La rapida efficacia antipanico e l’assenza, nelle condizioni sperimentali, degli effetti collaterali delle benzodiazepine fa ritenere che i ligandi della proteina traslocatrice (18 kD) siano promettenti candidati al ruolo di nuovi farmaci ansiolitici, anche perché l’alternativa attualmente adottata da molti psichiatri è quella degli SSRI per i quali, oltre alle numerose riserve all’impiego per indicazioni diverse dalla depressione, sussiste il notevole limite della lunga latenza temporale per la manifestazione degli effetti terapeutici.

 

Tutti i riferimenti neurochimici e farmacologici contenuti nel testo sono tratti da Giuseppe Perrella, Appunti di Neurochimica 2008/2009. BM&L, Firenze 2009; a questo testo si rimanda per ulteriori approfondimenti, in particolare per la struttura e la fisiologia dei recettori GABAergici, per la regolazione della neurotrasmissione e per il significato funzionale delle reti inibitorie nel sistema nervoso centrale.

(Voci di dati)
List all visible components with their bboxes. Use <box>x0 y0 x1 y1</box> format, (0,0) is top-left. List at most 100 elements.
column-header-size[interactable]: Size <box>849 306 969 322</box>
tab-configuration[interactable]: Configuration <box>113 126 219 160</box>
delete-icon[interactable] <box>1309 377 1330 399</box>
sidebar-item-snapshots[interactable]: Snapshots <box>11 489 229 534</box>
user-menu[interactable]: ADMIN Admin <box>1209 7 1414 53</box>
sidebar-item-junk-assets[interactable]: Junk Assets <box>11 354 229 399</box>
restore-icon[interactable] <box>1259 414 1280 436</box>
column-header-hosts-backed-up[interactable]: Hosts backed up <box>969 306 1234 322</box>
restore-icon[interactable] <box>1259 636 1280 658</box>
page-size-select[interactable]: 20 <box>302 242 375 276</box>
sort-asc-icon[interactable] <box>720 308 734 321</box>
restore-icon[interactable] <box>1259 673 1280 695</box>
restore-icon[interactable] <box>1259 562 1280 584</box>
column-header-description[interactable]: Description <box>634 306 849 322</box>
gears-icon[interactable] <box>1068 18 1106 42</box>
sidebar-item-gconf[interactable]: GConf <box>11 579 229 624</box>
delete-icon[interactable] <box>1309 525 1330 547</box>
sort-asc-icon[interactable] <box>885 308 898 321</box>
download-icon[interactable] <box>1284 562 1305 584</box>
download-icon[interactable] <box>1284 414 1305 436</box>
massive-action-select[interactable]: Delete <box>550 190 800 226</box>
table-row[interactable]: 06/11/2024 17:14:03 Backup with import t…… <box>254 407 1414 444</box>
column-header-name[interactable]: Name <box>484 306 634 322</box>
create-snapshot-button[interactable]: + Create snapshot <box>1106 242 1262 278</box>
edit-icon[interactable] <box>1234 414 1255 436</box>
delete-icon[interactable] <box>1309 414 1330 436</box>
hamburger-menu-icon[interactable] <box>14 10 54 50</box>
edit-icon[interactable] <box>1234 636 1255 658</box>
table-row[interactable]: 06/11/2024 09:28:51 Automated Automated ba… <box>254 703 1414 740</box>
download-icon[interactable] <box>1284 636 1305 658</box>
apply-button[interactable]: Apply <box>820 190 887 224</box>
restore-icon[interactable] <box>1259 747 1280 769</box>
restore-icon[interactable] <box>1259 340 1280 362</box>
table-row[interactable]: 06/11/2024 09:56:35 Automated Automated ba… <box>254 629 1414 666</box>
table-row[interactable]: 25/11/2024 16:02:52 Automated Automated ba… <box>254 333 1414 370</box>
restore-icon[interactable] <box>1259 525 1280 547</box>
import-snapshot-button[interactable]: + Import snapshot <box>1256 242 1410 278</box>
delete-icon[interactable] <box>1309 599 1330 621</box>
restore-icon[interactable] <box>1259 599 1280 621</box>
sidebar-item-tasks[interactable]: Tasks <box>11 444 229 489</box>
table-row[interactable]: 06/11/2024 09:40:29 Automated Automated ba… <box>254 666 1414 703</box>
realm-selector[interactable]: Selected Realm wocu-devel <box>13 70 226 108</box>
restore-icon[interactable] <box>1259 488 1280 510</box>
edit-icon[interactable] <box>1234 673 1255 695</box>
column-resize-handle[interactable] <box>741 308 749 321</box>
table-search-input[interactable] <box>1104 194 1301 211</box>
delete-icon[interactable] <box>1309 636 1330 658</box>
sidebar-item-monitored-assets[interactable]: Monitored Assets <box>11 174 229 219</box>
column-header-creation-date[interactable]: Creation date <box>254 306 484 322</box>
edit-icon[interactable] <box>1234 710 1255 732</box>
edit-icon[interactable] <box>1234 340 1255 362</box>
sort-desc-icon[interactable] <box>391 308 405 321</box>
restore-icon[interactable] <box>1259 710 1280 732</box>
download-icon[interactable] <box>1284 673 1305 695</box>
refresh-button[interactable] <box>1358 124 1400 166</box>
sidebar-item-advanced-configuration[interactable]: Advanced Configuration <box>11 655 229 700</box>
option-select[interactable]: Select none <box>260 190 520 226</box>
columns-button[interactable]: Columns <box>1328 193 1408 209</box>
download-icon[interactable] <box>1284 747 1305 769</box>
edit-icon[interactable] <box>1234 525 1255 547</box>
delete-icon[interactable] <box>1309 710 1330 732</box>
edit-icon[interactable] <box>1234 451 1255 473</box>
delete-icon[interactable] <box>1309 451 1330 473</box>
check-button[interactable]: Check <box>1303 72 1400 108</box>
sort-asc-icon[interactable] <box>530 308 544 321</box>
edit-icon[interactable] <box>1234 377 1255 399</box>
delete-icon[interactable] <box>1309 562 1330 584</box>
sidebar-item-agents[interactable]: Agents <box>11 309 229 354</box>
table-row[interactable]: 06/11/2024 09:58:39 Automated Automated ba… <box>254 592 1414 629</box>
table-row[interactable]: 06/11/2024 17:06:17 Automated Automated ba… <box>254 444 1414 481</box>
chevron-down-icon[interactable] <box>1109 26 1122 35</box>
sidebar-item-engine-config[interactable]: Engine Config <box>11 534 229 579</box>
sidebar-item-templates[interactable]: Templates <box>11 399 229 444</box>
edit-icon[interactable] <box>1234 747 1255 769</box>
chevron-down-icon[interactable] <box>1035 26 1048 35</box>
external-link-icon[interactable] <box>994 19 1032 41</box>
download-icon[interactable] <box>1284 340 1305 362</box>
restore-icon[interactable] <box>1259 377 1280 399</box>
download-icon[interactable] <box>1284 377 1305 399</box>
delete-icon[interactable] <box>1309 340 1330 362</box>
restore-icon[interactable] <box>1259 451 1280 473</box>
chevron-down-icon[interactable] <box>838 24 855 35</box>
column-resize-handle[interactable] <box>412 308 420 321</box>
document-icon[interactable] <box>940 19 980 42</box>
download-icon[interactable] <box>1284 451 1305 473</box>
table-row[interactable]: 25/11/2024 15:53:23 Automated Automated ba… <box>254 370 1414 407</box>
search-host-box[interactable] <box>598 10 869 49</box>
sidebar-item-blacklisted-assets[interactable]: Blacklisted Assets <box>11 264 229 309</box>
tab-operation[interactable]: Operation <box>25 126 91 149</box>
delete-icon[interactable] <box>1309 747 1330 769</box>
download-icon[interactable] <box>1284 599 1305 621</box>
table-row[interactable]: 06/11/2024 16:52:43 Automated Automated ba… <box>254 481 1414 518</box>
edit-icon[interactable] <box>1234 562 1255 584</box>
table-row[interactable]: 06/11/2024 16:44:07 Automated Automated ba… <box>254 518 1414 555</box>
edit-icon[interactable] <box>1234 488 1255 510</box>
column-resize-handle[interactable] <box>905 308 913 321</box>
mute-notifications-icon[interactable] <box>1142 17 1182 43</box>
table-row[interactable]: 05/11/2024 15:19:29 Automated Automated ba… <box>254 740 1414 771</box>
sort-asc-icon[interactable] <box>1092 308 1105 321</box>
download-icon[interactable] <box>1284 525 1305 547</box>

Descrizione del compito:
Riporti fedelmente la parte del testo estratto che comincia con «La rapida efficacia» e si conclude con «degli effetti terapeutici.».

Risultato dell'esercizio:
La rapida efficacia antipanico e l’assenza, nelle condizioni sperimentali, degli effetti collaterali delle benzodiazepine fa ritenere che i ligandi della proteina traslocatrice (18 kD) siano promettenti candidati al ruolo di nuovi farmaci ansiolitici, anche perché l’alternativa attualmente adottata da molti psichiatri è quella degli SSRI per i quali, oltre alle numerose riserve all’impiego per indicazioni diverse dalla depressione, sussiste il notevole limite della lunga latenza temporale per la manifestazione degli effetti terapeutici.